### [Records shown]
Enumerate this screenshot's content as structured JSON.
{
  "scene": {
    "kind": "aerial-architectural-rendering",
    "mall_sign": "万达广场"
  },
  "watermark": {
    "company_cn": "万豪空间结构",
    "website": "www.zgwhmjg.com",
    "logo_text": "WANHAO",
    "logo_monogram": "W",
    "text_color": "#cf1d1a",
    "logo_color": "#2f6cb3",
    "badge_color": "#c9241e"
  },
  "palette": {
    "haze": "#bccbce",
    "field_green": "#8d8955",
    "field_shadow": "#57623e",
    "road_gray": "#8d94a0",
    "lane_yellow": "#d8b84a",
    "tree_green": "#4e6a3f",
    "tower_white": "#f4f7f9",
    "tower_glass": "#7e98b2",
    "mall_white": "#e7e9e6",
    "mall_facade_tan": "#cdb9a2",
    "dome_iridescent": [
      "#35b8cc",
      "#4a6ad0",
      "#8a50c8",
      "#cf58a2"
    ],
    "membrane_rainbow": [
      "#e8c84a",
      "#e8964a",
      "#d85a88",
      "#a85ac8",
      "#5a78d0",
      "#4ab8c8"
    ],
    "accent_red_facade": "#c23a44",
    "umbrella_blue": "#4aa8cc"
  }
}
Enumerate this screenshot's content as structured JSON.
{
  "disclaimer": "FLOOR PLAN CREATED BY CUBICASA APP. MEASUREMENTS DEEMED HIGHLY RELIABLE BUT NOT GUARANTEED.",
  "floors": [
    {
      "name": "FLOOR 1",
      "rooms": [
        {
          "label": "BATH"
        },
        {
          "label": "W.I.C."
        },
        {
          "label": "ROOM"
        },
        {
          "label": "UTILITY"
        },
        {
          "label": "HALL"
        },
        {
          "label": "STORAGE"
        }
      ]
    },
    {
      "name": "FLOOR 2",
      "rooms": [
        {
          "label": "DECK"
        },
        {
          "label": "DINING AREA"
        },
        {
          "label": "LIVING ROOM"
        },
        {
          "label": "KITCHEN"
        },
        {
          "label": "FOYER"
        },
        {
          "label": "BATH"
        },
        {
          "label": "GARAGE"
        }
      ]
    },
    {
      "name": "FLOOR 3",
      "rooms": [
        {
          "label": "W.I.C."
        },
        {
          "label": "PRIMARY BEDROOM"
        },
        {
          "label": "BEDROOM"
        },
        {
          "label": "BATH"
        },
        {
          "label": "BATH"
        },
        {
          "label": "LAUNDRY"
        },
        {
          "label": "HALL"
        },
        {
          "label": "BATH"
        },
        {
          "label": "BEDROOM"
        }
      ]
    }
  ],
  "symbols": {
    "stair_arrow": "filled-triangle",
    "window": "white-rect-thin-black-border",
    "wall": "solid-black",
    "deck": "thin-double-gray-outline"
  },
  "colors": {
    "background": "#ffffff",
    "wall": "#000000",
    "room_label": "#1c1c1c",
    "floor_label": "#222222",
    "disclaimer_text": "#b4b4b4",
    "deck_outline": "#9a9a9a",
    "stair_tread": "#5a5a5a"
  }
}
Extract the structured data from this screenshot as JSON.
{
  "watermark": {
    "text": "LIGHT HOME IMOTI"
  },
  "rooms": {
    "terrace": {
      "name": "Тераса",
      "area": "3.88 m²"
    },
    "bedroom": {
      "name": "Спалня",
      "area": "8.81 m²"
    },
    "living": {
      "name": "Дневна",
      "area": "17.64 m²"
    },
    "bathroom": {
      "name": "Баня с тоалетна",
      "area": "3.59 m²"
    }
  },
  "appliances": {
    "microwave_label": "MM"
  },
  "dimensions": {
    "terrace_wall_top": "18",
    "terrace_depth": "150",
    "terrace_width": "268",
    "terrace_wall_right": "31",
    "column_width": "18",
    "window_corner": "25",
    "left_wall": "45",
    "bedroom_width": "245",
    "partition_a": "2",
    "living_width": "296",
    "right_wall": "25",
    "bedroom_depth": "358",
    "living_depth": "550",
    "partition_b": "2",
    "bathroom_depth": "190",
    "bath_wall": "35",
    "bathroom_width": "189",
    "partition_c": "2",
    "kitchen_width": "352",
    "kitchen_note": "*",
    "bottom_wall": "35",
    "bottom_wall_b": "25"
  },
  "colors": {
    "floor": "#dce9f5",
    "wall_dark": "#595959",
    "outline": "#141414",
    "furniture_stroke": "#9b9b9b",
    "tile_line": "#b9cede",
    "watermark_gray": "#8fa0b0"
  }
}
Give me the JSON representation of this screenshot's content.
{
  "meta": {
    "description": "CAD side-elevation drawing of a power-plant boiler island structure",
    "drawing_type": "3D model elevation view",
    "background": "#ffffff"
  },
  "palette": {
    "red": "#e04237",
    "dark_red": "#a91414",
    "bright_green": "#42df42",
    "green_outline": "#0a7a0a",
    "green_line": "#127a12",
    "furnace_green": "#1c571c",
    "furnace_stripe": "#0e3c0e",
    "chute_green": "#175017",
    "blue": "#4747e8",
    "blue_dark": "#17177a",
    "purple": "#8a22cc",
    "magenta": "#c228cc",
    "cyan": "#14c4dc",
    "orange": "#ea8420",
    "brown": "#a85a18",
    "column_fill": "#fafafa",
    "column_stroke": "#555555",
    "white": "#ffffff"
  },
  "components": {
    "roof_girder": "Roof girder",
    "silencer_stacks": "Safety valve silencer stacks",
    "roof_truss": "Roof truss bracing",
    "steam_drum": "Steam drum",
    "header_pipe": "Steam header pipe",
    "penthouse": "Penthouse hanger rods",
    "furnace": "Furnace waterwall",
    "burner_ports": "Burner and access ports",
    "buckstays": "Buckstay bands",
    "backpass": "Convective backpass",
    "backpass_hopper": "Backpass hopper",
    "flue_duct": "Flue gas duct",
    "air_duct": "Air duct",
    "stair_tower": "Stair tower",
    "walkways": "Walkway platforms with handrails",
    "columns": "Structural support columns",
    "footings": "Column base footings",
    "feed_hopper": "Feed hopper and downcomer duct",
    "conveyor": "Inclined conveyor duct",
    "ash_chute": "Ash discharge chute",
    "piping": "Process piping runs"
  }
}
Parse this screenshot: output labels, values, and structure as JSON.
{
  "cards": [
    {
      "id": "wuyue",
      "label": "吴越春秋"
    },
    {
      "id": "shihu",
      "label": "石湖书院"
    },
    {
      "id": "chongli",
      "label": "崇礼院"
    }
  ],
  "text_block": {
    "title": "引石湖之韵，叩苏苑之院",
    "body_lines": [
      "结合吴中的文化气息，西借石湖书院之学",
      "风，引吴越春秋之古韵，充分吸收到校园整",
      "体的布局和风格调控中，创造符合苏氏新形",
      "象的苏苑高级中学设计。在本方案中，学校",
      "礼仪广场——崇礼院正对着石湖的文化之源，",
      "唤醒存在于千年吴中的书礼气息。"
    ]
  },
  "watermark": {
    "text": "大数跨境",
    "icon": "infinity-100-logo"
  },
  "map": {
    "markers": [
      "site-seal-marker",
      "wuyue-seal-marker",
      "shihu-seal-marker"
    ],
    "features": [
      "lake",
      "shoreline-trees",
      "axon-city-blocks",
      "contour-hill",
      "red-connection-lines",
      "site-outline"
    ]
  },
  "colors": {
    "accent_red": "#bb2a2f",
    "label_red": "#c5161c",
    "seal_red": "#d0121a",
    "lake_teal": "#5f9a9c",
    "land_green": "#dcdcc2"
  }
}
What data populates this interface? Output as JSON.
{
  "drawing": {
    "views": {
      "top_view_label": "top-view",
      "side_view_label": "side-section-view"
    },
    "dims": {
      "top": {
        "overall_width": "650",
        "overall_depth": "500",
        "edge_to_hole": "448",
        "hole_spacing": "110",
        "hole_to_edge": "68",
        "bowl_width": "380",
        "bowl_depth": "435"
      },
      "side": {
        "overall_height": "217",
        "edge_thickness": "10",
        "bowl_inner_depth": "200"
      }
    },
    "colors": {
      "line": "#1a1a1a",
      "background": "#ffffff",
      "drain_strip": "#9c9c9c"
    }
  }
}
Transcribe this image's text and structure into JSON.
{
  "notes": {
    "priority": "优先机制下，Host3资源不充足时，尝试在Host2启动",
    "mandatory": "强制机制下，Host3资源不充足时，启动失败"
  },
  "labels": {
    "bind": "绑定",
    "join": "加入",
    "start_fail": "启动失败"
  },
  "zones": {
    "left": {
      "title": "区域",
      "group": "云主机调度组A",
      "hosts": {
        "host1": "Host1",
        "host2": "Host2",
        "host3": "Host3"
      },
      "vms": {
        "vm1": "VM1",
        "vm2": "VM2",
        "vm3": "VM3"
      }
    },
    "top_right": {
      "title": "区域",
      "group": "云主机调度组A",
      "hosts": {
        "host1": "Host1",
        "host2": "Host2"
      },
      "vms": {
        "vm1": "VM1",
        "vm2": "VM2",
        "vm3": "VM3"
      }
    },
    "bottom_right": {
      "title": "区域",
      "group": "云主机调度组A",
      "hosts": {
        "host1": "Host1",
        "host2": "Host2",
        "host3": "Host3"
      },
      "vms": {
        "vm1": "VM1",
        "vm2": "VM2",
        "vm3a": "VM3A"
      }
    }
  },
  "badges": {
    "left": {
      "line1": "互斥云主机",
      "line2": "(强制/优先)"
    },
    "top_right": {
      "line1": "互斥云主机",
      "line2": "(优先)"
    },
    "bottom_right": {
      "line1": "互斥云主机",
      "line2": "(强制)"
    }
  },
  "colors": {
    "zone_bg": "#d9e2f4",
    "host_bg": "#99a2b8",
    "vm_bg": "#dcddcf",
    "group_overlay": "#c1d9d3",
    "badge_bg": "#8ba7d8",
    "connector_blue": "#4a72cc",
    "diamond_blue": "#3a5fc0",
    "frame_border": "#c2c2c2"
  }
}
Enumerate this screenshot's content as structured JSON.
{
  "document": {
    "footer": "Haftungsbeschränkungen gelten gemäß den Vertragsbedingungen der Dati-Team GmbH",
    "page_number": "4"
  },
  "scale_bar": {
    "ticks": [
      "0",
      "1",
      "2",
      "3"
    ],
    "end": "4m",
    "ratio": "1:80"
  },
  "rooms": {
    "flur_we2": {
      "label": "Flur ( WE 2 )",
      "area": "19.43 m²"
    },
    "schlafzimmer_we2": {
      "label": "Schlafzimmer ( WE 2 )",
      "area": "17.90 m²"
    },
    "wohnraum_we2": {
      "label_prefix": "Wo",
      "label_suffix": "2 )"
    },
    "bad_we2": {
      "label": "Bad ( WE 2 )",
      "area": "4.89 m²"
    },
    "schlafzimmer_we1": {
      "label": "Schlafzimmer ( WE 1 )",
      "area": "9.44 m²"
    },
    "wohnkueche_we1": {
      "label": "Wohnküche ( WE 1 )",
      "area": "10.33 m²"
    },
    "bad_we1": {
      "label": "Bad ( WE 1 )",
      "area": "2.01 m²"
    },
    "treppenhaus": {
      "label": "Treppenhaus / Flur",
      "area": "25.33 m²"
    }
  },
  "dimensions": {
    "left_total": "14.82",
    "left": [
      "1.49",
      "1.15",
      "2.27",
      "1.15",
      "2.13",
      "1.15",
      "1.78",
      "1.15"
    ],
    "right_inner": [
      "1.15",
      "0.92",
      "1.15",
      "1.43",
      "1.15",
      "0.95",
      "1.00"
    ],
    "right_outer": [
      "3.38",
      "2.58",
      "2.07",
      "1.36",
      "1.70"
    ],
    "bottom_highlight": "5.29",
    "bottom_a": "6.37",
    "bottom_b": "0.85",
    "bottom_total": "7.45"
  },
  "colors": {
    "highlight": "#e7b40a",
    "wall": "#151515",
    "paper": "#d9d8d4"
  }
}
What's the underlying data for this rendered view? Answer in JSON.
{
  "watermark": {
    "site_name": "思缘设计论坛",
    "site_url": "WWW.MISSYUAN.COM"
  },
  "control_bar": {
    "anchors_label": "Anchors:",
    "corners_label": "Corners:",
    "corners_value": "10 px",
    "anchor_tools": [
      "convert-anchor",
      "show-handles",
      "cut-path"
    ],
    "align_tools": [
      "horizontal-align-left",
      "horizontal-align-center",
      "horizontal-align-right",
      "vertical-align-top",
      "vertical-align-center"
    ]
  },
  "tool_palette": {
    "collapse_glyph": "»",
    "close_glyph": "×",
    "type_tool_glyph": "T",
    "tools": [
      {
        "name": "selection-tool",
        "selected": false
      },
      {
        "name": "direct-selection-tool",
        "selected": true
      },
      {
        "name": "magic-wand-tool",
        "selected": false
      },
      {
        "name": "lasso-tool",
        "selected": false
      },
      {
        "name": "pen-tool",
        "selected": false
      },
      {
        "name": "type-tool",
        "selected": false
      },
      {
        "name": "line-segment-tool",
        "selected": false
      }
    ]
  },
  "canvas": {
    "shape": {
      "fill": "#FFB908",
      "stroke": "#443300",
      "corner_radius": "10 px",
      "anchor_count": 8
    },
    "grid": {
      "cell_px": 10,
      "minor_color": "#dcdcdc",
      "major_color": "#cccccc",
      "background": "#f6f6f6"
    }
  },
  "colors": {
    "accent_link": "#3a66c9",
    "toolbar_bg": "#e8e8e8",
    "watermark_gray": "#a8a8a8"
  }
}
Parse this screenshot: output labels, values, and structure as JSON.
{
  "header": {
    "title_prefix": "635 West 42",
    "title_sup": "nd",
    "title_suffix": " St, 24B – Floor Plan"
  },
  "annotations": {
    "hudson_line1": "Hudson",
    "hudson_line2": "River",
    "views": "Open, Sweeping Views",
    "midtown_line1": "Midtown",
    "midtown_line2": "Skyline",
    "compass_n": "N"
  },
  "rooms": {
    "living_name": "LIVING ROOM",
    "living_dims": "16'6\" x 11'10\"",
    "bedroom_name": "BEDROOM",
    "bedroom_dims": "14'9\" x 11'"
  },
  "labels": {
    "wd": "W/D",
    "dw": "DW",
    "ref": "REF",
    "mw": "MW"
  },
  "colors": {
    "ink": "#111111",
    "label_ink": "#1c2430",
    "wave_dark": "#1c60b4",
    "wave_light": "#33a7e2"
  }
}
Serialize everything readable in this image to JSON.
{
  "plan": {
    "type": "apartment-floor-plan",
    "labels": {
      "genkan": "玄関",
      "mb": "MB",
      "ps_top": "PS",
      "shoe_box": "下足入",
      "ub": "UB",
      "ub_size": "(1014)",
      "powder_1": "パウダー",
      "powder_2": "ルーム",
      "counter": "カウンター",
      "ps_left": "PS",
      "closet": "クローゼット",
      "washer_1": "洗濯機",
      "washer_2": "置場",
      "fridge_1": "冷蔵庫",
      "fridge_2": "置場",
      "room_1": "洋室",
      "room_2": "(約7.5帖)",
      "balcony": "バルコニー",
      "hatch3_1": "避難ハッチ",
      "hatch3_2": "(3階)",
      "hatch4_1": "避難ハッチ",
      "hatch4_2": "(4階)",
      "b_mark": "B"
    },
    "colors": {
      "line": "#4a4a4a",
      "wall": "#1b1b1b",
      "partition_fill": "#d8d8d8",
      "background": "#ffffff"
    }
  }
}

### [Aim of the task]
Return the line that contains "Serialize everything readable" and all lines after it, verbatim, and nothing else.

### [Reply]
Serialize everything readable in this image to JSON.
{
  "plan": {
    "type": "apartment-floor-plan",
    "labels": {
      "genkan": "玄関",
      "mb": "MB",
      "ps_top": "PS",
      "shoe_box": "下足入",
      "ub": "UB",
      "ub_size": "(1014)",
      "powder_1": "パウダー",
      "powder_2": "ルーム",
      "counter": "カウンター",
      "ps_left": "PS",
      "closet": "クローゼット",
      "washer_1": "洗濯機",
      "washer_2": "置場",
      "fridge_1": "冷蔵庫",
      "fridge_2": "置場",
      "room_1": "洋室",
      "room_2": "(約7.5帖)",
      "balcony": "バルコニー",
      "hatch3_1": "避難ハッチ",
      "hatch3_2": "(3階)",
      "hatch4_1": "避難ハッチ",
      "hatch4_2": "(4階)",
      "b_mark": "B"
    },
    "colors": {
      "line": "#4a4a4a",
      "wall": "#1b1b1b",
      "partition_fill": "#d8d8d8",
      "background": "#ffffff"
    }
  }
}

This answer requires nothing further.